__Material for this task__:

********

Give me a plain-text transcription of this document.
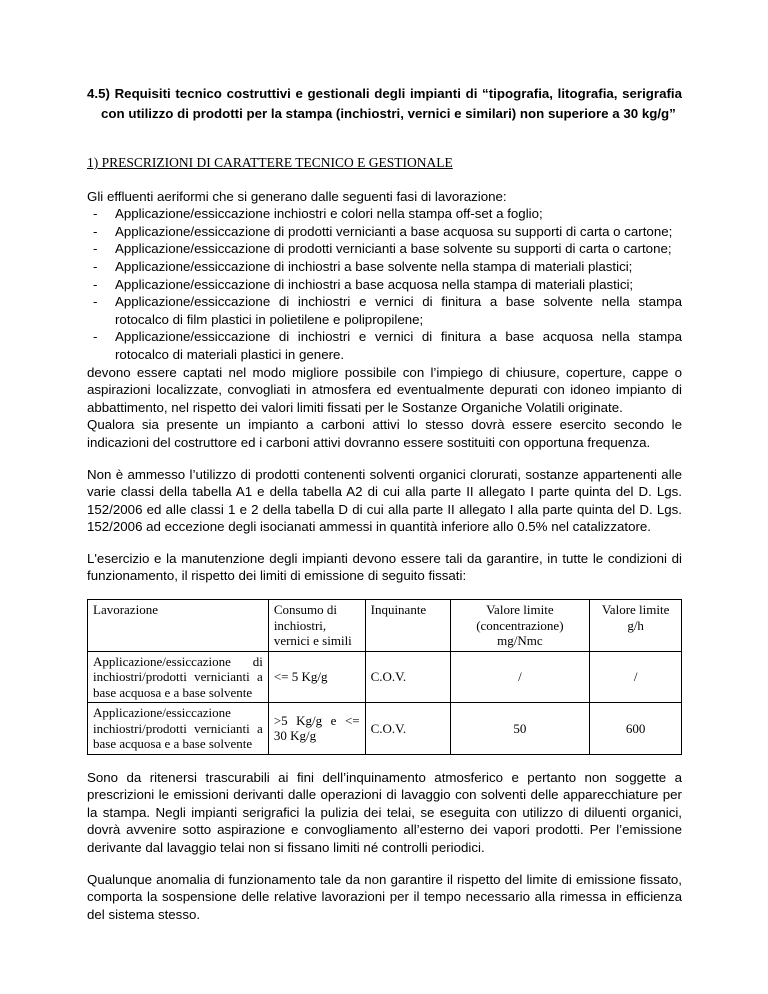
4.5) Requisiti tecnico costruttivi e gestionali degli impianti di “tipografia, litografia, serigrafia con utilizzo di prodotti per la stampa (inchiostri, vernici e similari) non superiore a 30 kg/g”

1) PRESCRIZIONI DI CARATTERE TECNICO E GESTIONALE

Gli effluenti aeriformi che si generano dalle seguenti fasi di lavorazione:

- Applicazione/essiccazione inchiostri e colori nella stampa off-set a foglio;
- Applicazione/essiccazione di prodotti vernicianti a base acquosa su supporti di carta o cartone;
- Applicazione/essiccazione di prodotti vernicianti a base solvente su supporti di carta o cartone;
- Applicazione/essiccazione di inchiostri a base solvente nella stampa di materiali plastici;
- Applicazione/essiccazione di inchiostri a base acquosa nella stampa di materiali plastici;
- Applicazione/essiccazione di inchiostri e vernici di finitura a base solvente nella stampa rotocalco di film plastici in polietilene e polipropilene;
- Applicazione/essiccazione di inchiostri e vernici di finitura a base acquosa nella stampa rotocalco di materiali plastici in genere.

devono essere captati nel modo migliore possibile con l’impiego di chiusure, coperture, cappe o aspirazioni localizzate, convogliati in atmosfera ed eventualmente depurati con idoneo impianto di abbattimento, nel rispetto dei valori limiti fissati per le Sostanze Organiche Volatili originate.

Qualora sia presente un impianto a carboni attivi lo stesso dovrà essere esercito secondo le indicazioni del costruttore ed i carboni attivi dovranno essere sostituiti con opportuna frequenza.

Non è ammesso l’utilizzo di prodotti contenenti solventi organici clorurati, sostanze appartenenti alle varie classi della tabella A1 e della tabella A2 di cui alla parte II allegato I parte quinta del D. Lgs. 152/2006 ed alle classi 1 e 2 della tabella D di cui alla parte II allegato I alla parte quinta del D. Lgs. 152/2006 ad eccezione degli isocianati ammessi in quantità inferiore allo 0.5% nel catalizzatore.

L'esercizio e la manutenzione degli impianti devono essere tali da garantire, in tutte le condizioni di funzionamento, il rispetto dei limiti di emissione di seguito fissati:

Lavorazione	Consumo di inchiostri, vernici e simili	Inquinante	Valore limite (concentrazione) mg/Nmc	Valore limite g/h
Applicazione/essiccazione di inchiostri/prodotti vernicianti a base acquosa e a base solvente	<= 5 Kg/g	C.O.V.	/	/
Applicazione/essiccazione inchiostri/prodotti vernicianti a base acquosa e a base solvente	>5 Kg/g e <= 30 Kg/g	C.O.V.	50	600

Sono da ritenersi trascurabili ai fini dell’inquinamento atmosferico e pertanto non soggette a prescrizioni le emissioni derivanti dalle operazioni di lavaggio con solventi delle apparecchiature per la stampa. Negli impianti serigrafici la pulizia dei telai, se eseguita con utilizzo di diluenti organici, dovrà avvenire sotto aspirazione e convogliamento all’esterno dei vapori prodotti. Per l’emissione derivante dal lavaggio telai non si fissano limiti né controlli periodici.

Qualunque anomalia di funzionamento tale da non garantire il rispetto del limite di emissione fissato, comporta la sospensione delle relative lavorazioni per il tempo necessario alla rimessa in efficienza del sistema stesso.
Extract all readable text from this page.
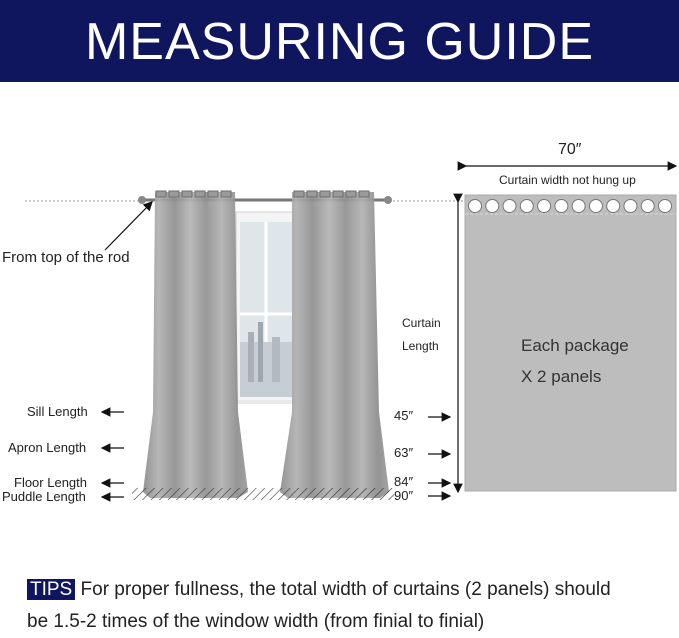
MEASURING GUIDE
From top of the rod
Sill Length
Apron Length
Floor Length
Puddle Length
70″
Curtain width not hung up
Curtain
Length	Each package
X 2 panels
45″
63″
84″
90″
TIPS For proper fullness, the total width of curtains (2 panels) should
be 1.5-2 times of the window width (from finial to finial)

********

__Task to complete__: Find the line that contains "Extract all readable text from this page.", then write out that line and every line after it through the end of the records, exactly. Leave the pictures out.

__Complete answer__:
Extract all readable text from this page.
MEASURING GUIDE
From top of the rod
Sill Length
Apron Length
Floor Length
Puddle Length
70″
Curtain width not hung up
Curtain
Length	Each package
X 2 panels
45″
63″
84″
90″
TIPS For proper fullness, the total width of curtains (2 panels) should
be 1.5-2 times of the window width (from finial to finial)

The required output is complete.